» **Exercise aim**
Extract every line below, verbatim.

» **Provided records**
══════
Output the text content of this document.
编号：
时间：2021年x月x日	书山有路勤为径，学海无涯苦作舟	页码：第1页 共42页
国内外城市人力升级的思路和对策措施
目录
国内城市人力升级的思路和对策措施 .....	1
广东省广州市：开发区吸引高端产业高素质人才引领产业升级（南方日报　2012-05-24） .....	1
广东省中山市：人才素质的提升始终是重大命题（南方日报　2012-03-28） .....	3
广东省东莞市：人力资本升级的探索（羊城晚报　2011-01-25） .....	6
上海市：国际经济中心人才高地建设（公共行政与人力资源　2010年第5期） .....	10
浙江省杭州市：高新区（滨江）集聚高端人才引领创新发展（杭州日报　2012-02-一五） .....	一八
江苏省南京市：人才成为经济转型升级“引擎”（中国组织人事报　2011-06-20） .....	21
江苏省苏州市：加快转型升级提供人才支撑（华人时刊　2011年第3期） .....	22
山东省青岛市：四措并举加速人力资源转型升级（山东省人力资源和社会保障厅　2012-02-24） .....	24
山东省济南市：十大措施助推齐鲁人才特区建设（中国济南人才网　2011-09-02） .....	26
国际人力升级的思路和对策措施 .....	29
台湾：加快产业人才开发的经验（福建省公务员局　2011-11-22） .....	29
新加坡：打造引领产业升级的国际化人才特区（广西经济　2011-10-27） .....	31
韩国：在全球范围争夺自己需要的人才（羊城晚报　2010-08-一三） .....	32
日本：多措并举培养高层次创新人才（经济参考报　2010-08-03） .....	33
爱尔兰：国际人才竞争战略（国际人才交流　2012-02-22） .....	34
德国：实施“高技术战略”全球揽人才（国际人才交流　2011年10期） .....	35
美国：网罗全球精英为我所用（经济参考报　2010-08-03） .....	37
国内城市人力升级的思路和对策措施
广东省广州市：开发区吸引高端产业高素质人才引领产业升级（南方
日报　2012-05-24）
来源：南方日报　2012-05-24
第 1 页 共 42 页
══════
» **Task output**
Output the text content of this document.
编号：
时间：2021年x月x日	书山有路勤为径，学海无涯苦作舟	页码：第1页 共42页
国内外城市人力升级的思路和对策措施
目录
国内城市人力升级的思路和对策措施 .....	1
广东省广州市：开发区吸引高端产业高素质人才引领产业升级（南方日报　2012-05-24） .....	1
广东省中山市：人才素质的提升始终是重大命题（南方日报　2012-03-28） .....	3
广东省东莞市：人力资本升级的探索（羊城晚报　2011-01-25） .....	6
上海市：国际经济中心人才高地建设（公共行政与人力资源　2010年第5期） .....	10
浙江省杭州市：高新区（滨江）集聚高端人才引领创新发展（杭州日报　2012-02-一五） .....	一八
江苏省南京市：人才成为经济转型升级“引擎”（中国组织人事报　2011-06-20） .....	21
江苏省苏州市：加快转型升级提供人才支撑（华人时刊　2011年第3期） .....	22
山东省青岛市：四措并举加速人力资源转型升级（山东省人力资源和社会保障厅　2012-02-24） .....	24
山东省济南市：十大措施助推齐鲁人才特区建设（中国济南人才网　2011-09-02） .....	26
国际人力升级的思路和对策措施 .....	29
台湾：加快产业人才开发的经验（福建省公务员局　2011-11-22） .....	29
新加坡：打造引领产业升级的国际化人才特区（广西经济　2011-10-27） .....	31
韩国：在全球范围争夺自己需要的人才（羊城晚报　2010-08-一三） .....	32
日本：多措并举培养高层次创新人才（经济参考报　2010-08-03） .....	33
爱尔兰：国际人才竞争战略（国际人才交流　2012-02-22） .....	34
德国：实施“高技术战略”全球揽人才（国际人才交流　2011年10期） .....	35
美国：网罗全球精英为我所用（经济参考报　2010-08-03） .....	37
国内城市人力升级的思路和对策措施
广东省广州市：开发区吸引高端产业高素质人才引领产业升级（南方
日报　2012-05-24）
来源：南方日报　2012-05-24
第 1 页 共 42 页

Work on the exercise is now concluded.